▶ **ESTRATTO DEL DOCUMENTO**:
####

Non si tratta solo di quello che mostrano le mappe antiche o i documenti nascosti nelle biblioteche, spesso sono anche rimasugli concreti, tracce fisiche, che basta saper osservare per scoprire presenti in qualche angolo, anche non troppo nascosto; sono particolari esistenti da tanto tempo che si finisce per darli per scontati, senza chiedersi il perché della loro presenza ed il loro significato come testimoni della storia di un paese e della sua popolazione.
Anche a Cesenatico è sufficiente percorrere le vecchie strade del centro per imbattersi in questi residui del passato, e ricavare da essi informazioni sul modo di vivere dei cesenaticensi di qualche decennio fa.
Diversi anni fa le abitazioni, sopratutte quelle più popolari, non possedevano gli impianti di acqua potabile, e molte persone erano costrette a ricorrere a fontane pubbliche; un elenco dei beni pubblici del paese, rintracciabile presso gli uffici comunali, ne riporta un elenco abbastanza cospicuo, distribuite sia in paese che nelle frazioni.
Alcune di queste sono rimaste e diventate elementi di arredo urbano, in particolare quelle fuse in ghisa e modellate secondo lo stile tipico dell’epoca; la più nota delle quali è probabilmente quella che si trova in Piazza Pisacane.

####

▶ **DATI FORNITI**:
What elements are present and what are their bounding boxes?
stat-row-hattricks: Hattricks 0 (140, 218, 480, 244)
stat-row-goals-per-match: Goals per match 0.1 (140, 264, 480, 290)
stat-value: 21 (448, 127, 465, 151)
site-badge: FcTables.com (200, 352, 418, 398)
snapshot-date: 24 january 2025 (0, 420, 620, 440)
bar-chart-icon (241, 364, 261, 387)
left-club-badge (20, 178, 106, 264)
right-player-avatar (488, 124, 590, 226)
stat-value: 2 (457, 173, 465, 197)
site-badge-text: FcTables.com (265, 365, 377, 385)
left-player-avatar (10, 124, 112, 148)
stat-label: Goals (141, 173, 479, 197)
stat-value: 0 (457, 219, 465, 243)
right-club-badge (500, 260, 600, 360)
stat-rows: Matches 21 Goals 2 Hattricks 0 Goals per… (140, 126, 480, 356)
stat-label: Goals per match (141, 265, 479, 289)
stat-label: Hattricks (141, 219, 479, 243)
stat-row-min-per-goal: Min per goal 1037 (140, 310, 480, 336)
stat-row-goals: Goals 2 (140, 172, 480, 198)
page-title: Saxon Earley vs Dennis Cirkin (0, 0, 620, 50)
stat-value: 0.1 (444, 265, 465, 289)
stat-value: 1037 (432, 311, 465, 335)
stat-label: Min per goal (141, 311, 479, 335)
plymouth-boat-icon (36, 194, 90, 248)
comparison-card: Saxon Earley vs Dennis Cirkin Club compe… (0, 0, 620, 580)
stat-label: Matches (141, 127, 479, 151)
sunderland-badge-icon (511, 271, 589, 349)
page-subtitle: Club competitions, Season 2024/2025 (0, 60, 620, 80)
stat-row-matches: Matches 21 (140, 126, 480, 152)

####

▶ **COMPITI DA SVOLGERE**:
**1)** Elenchi le fonti da cui, secondo il brano su Cesenatico, si possono ricavare notizie sul passato.
**2)** Nel brano su Cesenatico, riscriva in forma più breve il paragrafo che inizia con «Diversi anni fa le abitazioni», conservandone i fatti principali.
**3)** Prosegua il brano su Cesenatico a partire dalla frase che lo conclude.
I dati non hanno alcun ruolo in questo lavoro.

▶ **SOLUZIONI**:
**1)**
- Le mappe antiche
- I documenti nascosti nelle biblioteche
- I rimasugli concreti, cioè le tracce fisiche presenti in qualche angolo
- L'elenco dei beni pubblici del paese, rintracciabile presso gli uffici comunali

**2)** Un tempo molte abitazioni, soprattutto quelle popolari, erano prive di acqua potabile, e la gente doveva servirsi delle fontane pubbliche. Queste erano numerose sia in paese sia nelle frazioni, come risulta da un elenco dei beni pubblici conservato presso gli uffici comunali.

**3)**
Ma c’erano fontane molto più spartane, semplici tubazioni che sbucavano da strutture murarie realizzate in maniera grossolana, dotate a volte di rubinetti ed a volte no, utilizzate per il solo prelievo dell’acqua potabile o, qualche volta, come lavatoio pubblico.
Le tracce di due di queste fontane si trovano ancor’oggi molto vicine a quella più nota sopra ricordata: una in Largo Cappuccini ed una nel vicoletto cieco che, partendo da Via Saffi, corre a fianco dell’Ufficio Anagrafe e dell’edificio dell’ex scuola comunale.
Più che di tracce dovremmo parlare di “ombre”, dato che si tratta delle impronte lasciate dall’opera di demolizione delle fontane stesse; dopo la demolizione la struttura muraria che le ospitava è stata malamente intonacata, lasciando così in evidenza l’impronta della loro presenza.
Quella di Largo Cappuccini si trova sulla prosecuzione del muro del convento; utilizzata per il solo prelievo dell’acqua, mostra ancora il gancio di metallo sul quale venivano appesi i secchi, oggi ripiegato verso il muro per non creare un elemento di possibile infortunio, probabilmente dagli stessi idraulici comunali che ne bloccarono l’erogazione asportandone il rubinetto.
Più grande era sicuramente quella sui muri dell’ex scuola comunale; in questa fontana la presenza di una rientranza alla base ne fa supporre la presenza di una vasca utilizzata come lavatoio.
Le due fontane non erano lontane da un edificio adibito a stalla per i cavalli[1], utilizzata dai vetturini pubblici, che si trovava a ridosso dell’attuale vicoletto che da Via Saffi conduce a Largo San Giacomo; sarà probabilmente servita anche ai lavori di pulizia di questo edificio, o all’abbeverata degli animali.
Un altro spunto per ipotesi su sistemazioni architettoniche del passato viene dai resti di quello che probabilmente era una cancellata, o un portone, alla fine del Vicolo della Torre, partendo da Via Fiorentini e procedendo verso il canale.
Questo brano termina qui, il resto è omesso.